[START OF Material shown]

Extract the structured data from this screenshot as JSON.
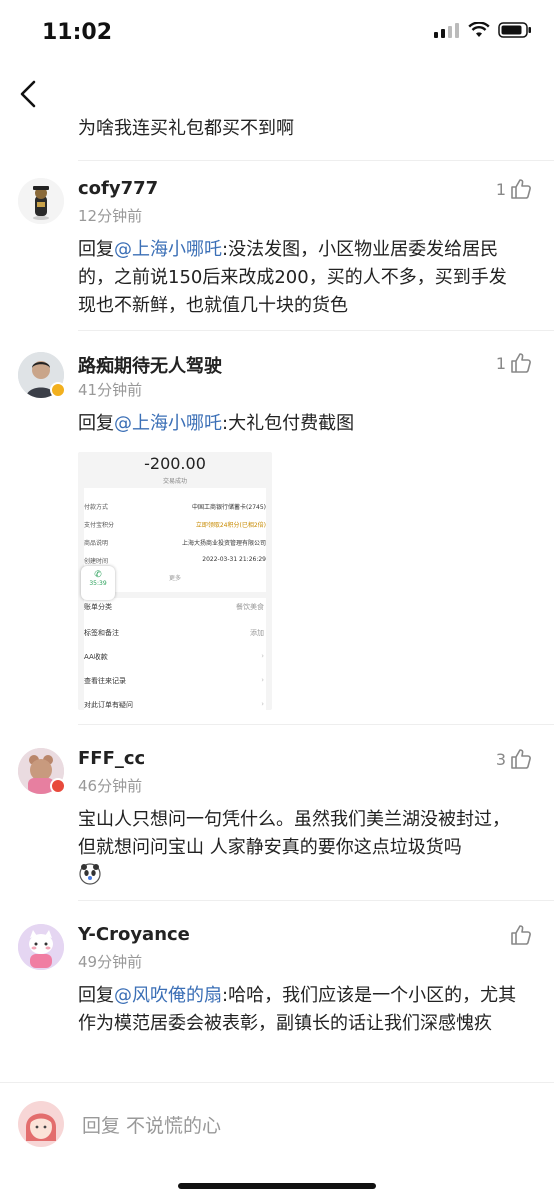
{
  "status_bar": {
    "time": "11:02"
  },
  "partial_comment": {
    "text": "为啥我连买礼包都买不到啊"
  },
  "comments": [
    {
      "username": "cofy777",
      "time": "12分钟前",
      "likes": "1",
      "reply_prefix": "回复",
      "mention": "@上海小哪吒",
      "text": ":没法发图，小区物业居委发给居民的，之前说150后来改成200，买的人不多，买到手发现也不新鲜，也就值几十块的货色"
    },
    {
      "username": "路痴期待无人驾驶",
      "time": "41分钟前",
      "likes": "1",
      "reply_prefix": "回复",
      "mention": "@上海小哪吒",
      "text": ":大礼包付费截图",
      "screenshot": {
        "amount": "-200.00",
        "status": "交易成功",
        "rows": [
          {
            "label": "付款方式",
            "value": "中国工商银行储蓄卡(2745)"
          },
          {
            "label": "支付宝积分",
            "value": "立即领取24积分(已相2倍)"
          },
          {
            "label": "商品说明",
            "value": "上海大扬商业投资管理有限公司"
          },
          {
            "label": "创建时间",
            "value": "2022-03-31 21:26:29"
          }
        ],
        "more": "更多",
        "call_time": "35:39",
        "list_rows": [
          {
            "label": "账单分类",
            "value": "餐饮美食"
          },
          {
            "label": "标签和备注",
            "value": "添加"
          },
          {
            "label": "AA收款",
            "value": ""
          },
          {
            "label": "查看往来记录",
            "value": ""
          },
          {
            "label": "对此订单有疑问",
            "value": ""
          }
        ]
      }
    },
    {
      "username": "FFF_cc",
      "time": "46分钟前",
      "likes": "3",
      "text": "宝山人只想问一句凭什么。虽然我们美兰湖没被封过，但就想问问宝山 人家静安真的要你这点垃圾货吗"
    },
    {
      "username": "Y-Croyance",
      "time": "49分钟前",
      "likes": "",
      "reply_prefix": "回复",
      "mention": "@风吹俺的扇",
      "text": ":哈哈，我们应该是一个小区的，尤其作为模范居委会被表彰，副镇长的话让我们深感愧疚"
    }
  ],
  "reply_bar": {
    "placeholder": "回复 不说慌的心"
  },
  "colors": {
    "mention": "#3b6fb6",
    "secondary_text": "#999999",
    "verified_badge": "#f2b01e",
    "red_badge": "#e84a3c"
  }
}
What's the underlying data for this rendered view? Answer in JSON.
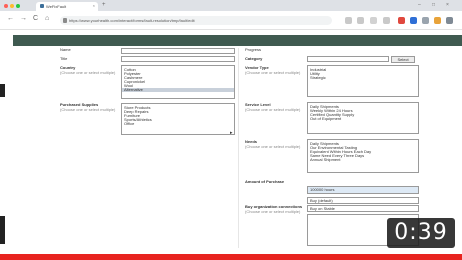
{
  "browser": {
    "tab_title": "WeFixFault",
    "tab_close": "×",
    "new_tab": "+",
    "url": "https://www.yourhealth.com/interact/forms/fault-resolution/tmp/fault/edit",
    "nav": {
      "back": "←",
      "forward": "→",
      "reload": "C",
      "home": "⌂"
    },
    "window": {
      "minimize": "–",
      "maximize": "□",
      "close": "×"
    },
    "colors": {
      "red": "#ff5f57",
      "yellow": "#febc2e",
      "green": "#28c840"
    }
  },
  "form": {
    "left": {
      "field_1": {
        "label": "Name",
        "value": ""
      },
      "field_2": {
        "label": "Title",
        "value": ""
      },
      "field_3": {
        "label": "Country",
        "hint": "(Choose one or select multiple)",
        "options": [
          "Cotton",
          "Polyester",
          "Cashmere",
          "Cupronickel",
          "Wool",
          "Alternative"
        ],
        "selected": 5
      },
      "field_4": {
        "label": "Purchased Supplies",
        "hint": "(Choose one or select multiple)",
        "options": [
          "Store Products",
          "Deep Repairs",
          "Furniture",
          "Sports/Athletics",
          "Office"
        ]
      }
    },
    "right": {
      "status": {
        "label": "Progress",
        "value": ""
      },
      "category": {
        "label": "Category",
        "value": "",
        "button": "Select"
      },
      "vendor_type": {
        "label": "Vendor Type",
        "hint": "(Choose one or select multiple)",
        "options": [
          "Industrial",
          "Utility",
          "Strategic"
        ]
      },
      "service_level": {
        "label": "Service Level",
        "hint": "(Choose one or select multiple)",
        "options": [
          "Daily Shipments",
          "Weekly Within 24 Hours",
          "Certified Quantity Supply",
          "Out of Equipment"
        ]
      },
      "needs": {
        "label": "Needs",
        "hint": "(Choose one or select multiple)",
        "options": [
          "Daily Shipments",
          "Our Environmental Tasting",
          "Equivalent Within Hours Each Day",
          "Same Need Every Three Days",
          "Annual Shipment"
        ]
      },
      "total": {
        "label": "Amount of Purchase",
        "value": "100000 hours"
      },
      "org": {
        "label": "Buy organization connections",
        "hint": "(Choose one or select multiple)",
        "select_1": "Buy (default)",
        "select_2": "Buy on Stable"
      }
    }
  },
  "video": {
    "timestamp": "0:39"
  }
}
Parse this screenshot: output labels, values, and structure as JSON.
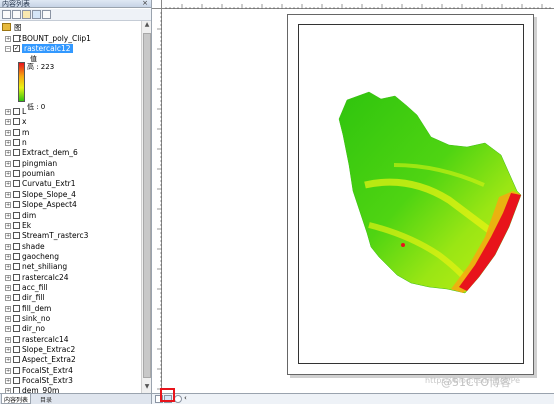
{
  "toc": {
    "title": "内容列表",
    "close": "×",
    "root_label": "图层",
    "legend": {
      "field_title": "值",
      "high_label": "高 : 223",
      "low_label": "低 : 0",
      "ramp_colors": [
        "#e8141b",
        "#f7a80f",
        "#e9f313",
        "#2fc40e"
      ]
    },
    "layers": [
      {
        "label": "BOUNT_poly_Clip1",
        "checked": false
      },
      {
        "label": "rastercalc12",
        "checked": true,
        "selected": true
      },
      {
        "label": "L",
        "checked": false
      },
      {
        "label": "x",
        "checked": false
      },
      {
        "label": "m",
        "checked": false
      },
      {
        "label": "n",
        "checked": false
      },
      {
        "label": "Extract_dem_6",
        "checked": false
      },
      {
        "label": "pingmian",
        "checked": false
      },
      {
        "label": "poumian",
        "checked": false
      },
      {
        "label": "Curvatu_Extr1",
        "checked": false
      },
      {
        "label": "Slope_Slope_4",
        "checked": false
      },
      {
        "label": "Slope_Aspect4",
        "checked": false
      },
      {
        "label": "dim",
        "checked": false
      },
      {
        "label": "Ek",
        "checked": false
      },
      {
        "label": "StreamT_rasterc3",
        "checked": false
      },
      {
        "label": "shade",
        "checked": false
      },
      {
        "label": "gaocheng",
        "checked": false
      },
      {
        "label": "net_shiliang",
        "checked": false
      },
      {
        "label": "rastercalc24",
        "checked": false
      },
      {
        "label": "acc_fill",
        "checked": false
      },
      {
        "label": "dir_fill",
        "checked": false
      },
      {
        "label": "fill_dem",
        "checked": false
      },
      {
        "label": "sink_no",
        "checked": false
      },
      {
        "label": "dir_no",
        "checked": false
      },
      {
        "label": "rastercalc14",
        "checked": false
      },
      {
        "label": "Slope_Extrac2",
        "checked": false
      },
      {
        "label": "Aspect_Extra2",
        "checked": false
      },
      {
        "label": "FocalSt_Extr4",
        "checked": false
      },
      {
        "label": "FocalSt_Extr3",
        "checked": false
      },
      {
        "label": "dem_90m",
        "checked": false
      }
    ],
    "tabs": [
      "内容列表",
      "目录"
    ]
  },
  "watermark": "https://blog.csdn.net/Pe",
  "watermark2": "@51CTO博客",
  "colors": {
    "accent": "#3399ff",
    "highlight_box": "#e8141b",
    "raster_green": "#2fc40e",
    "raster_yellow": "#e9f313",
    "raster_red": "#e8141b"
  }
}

[END OF Material shown]

Leave out the pictures and transcribe the entries above exactly.

Extract the structured data from this screenshot as JSON.
{
  "status_bar": {
    "time": "11:02"
  },
  "partial_comment": {
    "text": "为啥我连买礼包都买不到啊"
  },
  "comments": [
    {
      "username": "cofy777",
      "time": "12分钟前",
      "likes": "1",
      "reply_prefix": "回复",
      "mention": "@上海小哪吒",
      "text": ":没法发图，小区物业居委发给居民的，之前说150后来改成200，买的人不多，买到手发现也不新鲜，也就值几十块的货色"
    },
    {
      "username": "路痴期待无人驾驶",
      "time": "41分钟前",
      "likes": "1",
      "reply_prefix": "回复",
      "mention": "@上海小哪吒",
      "text": ":大礼包付费截图",
      "screenshot": {
        "amount": "-200.00",
        "status": "交易成功",
        "rows": [
          {
            "label": "付款方式",
            "value": "中国工商银行储蓄卡(2745)"
          },
          {
            "label": "支付宝积分",
            "value": "立即领取24积分(已相2倍)"
          },
          {
            "label": "商品说明",
            "value": "上海大扬商业投资管理有限公司"
          },
          {
            "label": "创建时间",
            "value": "2022-03-31 21:26:29"
          }
        ],
        "more": "更多",
        "call_time": "35:39",
        "list_rows": [
          {
            "label": "账单分类",
            "value": "餐饮美食"
          },
          {
            "label": "标签和备注",
            "value": "添加"
          },
          {
            "label": "AA收款",
            "value": ""
          },
          {
            "label": "查看往来记录",
            "value": ""
          },
          {
            "label": "对此订单有疑问",
            "value": ""
          }
        ]
      }
    },
    {
      "username": "FFF_cc",
      "time": "46分钟前",
      "likes": "3",
      "text": "宝山人只想问一句凭什么。虽然我们美兰湖没被封过，但就想问问宝山 人家静安真的要你这点垃圾货吗"
    },
    {
      "username": "Y-Croyance",
      "time": "49分钟前",
      "likes": "",
      "reply_prefix": "回复",
      "mention": "@风吹俺的扇",
      "text": ":哈哈，我们应该是一个小区的，尤其作为模范居委会被表彰，副镇长的话让我们深感愧疚"
    }
  ],
  "reply_bar": {
    "placeholder": "回复 不说慌的心"
  },
  "colors": {
    "mention": "#3b6fb6",
    "secondary_text": "#999999",
    "verified_badge": "#f2b01e",
    "red_badge": "#e84a3c"
  }
}
What's the underlying data for this rendered view? Answer in JSON.
{
  "browser": {
    "tab_title": "WeFixFault",
    "tab_close": "×",
    "new_tab": "+",
    "url": "https://www.yourhealth.com/interact/forms/fault-resolution/tmp/fault/edit",
    "nav": {
      "back": "←",
      "forward": "→",
      "reload": "C",
      "home": "⌂"
    },
    "window": {
      "minimize": "–",
      "maximize": "□",
      "close": "×"
    },
    "colors": {
      "red": "#ff5f57",
      "yellow": "#febc2e",
      "green": "#28c840"
    }
  },
  "form": {
    "left": {
      "field_1": {
        "label": "Name",
        "value": ""
      },
      "field_2": {
        "label": "Title",
        "value": ""
      },
      "field_3": {
        "label": "Country",
        "hint": "(Choose one or select multiple)",
        "options": [
          "Cotton",
          "Polyester",
          "Cashmere",
          "Cupronickel",
          "Wool",
          "Alternative"
        ],
        "selected": 5
      },
      "field_4": {
        "label": "Purchased Supplies",
        "hint": "(Choose one or select multiple)",
        "options": [
          "Store Products",
          "Deep Repairs",
          "Furniture",
          "Sports/Athletics",
          "Office"
        ]
      }
    },
    "right": {
      "status": {
        "label": "Progress",
        "value": ""
      },
      "category": {
        "label": "Category",
        "value": "",
        "button": "Select"
      },
      "vendor_type": {
        "label": "Vendor Type",
        "hint": "(Choose one or select multiple)",
        "options": [
          "Industrial",
          "Utility",
          "Strategic"
        ]
      },
      "service_level": {
        "label": "Service Level",
        "hint": "(Choose one or select multiple)",
        "options": [
          "Daily Shipments",
          "Weekly Within 24 Hours",
          "Certified Quantity Supply",
          "Out of Equipment"
        ]
      },
      "needs": {
        "label": "Needs",
        "hint": "(Choose one or select multiple)",
        "options": [
          "Daily Shipments",
          "Our Environmental Tasting",
          "Equivalent Within Hours Each Day",
          "Same Need Every Three Days",
          "Annual Shipment"
        ]
      },
      "total": {
        "label": "Amount of Purchase",
        "value": "100000 hours"
      },
      "org": {
        "label": "Buy organization connections",
        "hint": "(Choose one or select multiple)",
        "select_1": "Buy (default)",
        "select_2": "Buy on Stable"
      }
    }
  },
  "video": {
    "timestamp": "0:39"
  }
}
Parse this screenshot: output labels, values, and structure as JSON.
{
  "toc": {
    "title": "内容列表",
    "close": "×",
    "root_label": "图层",
    "legend": {
      "field_title": "值",
      "high_label": "高 : 223",
      "low_label": "低 : 0",
      "ramp_colors": [
        "#e8141b",
        "#f7a80f",
        "#e9f313",
        "#2fc40e"
      ]
    },
    "layers": [
      {
        "label": "BOUNT_poly_Clip1",
        "checked": false
      },
      {
        "label": "rastercalc12",
        "checked": true,
        "selected": true
      },
      {
        "label": "L",
        "checked": false
      },
      {
        "label": "x",
        "checked": false
      },
      {
        "label": "m",
        "checked": false
      },
      {
        "label": "n",
        "checked": false
      },
      {
        "label": "Extract_dem_6",
        "checked": false
      },
      {
        "label": "pingmian",
        "checked": false
      },
      {
        "label": "poumian",
        "checked": false
      },
      {
        "label": "Curvatu_Extr1",
        "checked": false
      },
      {
        "label": "Slope_Slope_4",
        "checked": false
      },
      {
        "label": "Slope_Aspect4",
        "checked": false
      },
      {
        "label": "dim",
        "checked": false
      },
      {
        "label": "Ek",
        "checked": false
      },
      {
        "label": "StreamT_rasterc3",
        "checked": false
      },
      {
        "label": "shade",
        "checked": false
      },
      {
        "label": "gaocheng",
        "checked": false
      },
      {
        "label": "net_shiliang",
        "checked": false
      },
      {
        "label": "rastercalc24",
        "checked": false
      },
      {
        "label": "acc_fill",
        "checked": false
      },
      {
        "label": "dir_fill",
        "checked": false
      },
      {
        "label": "fill_dem",
        "checked": false
      },
      {
        "label": "sink_no",
        "checked": false
      },
      {
        "label": "dir_no",
        "checked": false
      },
      {
        "label": "rastercalc14",
        "checked": false
      },
      {
        "label": "Slope_Extrac2",
        "checked": false
      },
      {
        "label": "Aspect_Extra2",
        "checked": false
      },
      {
        "label": "FocalSt_Extr4",
        "checked": false
      },
      {
        "label": "FocalSt_Extr3",
        "checked": false
      },
      {
        "label": "dem_90m",
        "checked": false
      }
    ],
    "tabs": [
      "内容列表",
      "目录"
    ]
  },
  "watermark": "https://blog.csdn.net/Pe",
  "watermark2": "@51CTO博客",
  "colors": {
    "accent": "#3399ff",
    "highlight_box": "#e8141b",
    "raster_green": "#2fc40e",
    "raster_yellow": "#e9f313",
    "raster_red": "#e8141b"
  }
}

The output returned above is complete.